• _Stated problem_
Write each line out again exactly as written.

*** Records to use ***

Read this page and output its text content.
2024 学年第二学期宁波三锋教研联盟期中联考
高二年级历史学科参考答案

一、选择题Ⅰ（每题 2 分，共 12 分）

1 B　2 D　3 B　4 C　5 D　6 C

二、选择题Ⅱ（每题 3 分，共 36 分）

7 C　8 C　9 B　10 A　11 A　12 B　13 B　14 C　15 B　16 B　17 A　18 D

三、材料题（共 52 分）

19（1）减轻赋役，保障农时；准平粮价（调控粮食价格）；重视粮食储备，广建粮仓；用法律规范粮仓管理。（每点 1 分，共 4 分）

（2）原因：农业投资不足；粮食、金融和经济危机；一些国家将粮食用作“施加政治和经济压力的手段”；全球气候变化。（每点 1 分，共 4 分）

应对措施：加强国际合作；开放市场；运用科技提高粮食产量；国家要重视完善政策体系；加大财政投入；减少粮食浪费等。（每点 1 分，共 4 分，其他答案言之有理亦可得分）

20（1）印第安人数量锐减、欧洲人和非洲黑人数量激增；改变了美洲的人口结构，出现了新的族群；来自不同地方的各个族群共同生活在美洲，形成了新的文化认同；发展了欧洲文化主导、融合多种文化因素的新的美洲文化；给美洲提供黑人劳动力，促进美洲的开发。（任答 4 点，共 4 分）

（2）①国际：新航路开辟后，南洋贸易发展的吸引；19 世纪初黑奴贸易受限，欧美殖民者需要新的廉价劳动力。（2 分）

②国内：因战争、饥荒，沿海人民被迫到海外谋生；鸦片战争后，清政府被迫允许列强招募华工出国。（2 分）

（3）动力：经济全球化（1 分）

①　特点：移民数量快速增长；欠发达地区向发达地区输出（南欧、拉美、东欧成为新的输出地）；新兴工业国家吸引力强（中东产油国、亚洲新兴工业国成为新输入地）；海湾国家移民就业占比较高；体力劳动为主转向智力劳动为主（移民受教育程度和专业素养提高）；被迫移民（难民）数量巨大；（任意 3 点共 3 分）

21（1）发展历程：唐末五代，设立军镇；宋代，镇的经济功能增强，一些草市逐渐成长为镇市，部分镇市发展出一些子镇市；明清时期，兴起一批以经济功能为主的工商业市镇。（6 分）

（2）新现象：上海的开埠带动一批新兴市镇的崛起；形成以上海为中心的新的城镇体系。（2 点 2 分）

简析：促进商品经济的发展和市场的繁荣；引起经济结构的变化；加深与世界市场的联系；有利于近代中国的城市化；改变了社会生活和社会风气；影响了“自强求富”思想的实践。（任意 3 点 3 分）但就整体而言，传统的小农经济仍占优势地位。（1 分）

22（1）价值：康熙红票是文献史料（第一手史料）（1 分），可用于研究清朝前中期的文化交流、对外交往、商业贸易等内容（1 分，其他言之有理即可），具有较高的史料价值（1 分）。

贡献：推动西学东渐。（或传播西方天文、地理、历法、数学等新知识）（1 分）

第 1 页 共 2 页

***

• _Exercise solution_
Read this page and output its text content.
2024 学年第二学期宁波三锋教研联盟期中联考
高二年级历史学科参考答案

一、选择题Ⅰ（每题 2 分，共 12 分）

1 B　2 D　3 B　4 C　5 D　6 C

二、选择题Ⅱ（每题 3 分，共 36 分）

7 C　8 C　9 B　10 A　11 A　12 B　13 B　14 C　15 B　16 B　17 A　18 D

三、材料题（共 52 分）

19（1）减轻赋役，保障农时；准平粮价（调控粮食价格）；重视粮食储备，广建粮仓；用法律规范粮仓管理。（每点 1 分，共 4 分）

（2）原因：农业投资不足；粮食、金融和经济危机；一些国家将粮食用作“施加政治和经济压力的手段”；全球气候变化。（每点 1 分，共 4 分）

应对措施：加强国际合作；开放市场；运用科技提高粮食产量；国家要重视完善政策体系；加大财政投入；减少粮食浪费等。（每点 1 分，共 4 分，其他答案言之有理亦可得分）

20（1）印第安人数量锐减、欧洲人和非洲黑人数量激增；改变了美洲的人口结构，出现了新的族群；来自不同地方的各个族群共同生活在美洲，形成了新的文化认同；发展了欧洲文化主导、融合多种文化因素的新的美洲文化；给美洲提供黑人劳动力，促进美洲的开发。（任答 4 点，共 4 分）

（2）①国际：新航路开辟后，南洋贸易发展的吸引；19 世纪初黑奴贸易受限，欧美殖民者需要新的廉价劳动力。（2 分）

②国内：因战争、饥荒，沿海人民被迫到海外谋生；鸦片战争后，清政府被迫允许列强招募华工出国。（2 分）

（3）动力：经济全球化（1 分）

①　特点：移民数量快速增长；欠发达地区向发达地区输出（南欧、拉美、东欧成为新的输出地）；新兴工业国家吸引力强（中东产油国、亚洲新兴工业国成为新输入地）；海湾国家移民就业占比较高；体力劳动为主转向智力劳动为主（移民受教育程度和专业素养提高）；被迫移民（难民）数量巨大；（任意 3 点共 3 分）

21（1）发展历程：唐末五代，设立军镇；宋代，镇的经济功能增强，一些草市逐渐成长为镇市，部分镇市发展出一些子镇市；明清时期，兴起一批以经济功能为主的工商业市镇。（6 分）

（2）新现象：上海的开埠带动一批新兴市镇的崛起；形成以上海为中心的新的城镇体系。（2 点 2 分）

简析：促进商品经济的发展和市场的繁荣；引起经济结构的变化；加深与世界市场的联系；有利于近代中国的城市化；改变了社会生活和社会风气；影响了“自强求富”思想的实践。（任意 3 点 3 分）但就整体而言，传统的小农经济仍占优势地位。（1 分）

22（1）价值：康熙红票是文献史料（第一手史料）（1 分），可用于研究清朝前中期的文化交流、对外交往、商业贸易等内容（1 分，其他言之有理即可），具有较高的史料价值（1 分）。

贡献：推动西学东渐。（或传播西方天文、地理、历法、数学等新知识）（1 分）

第 1 页 共 2 页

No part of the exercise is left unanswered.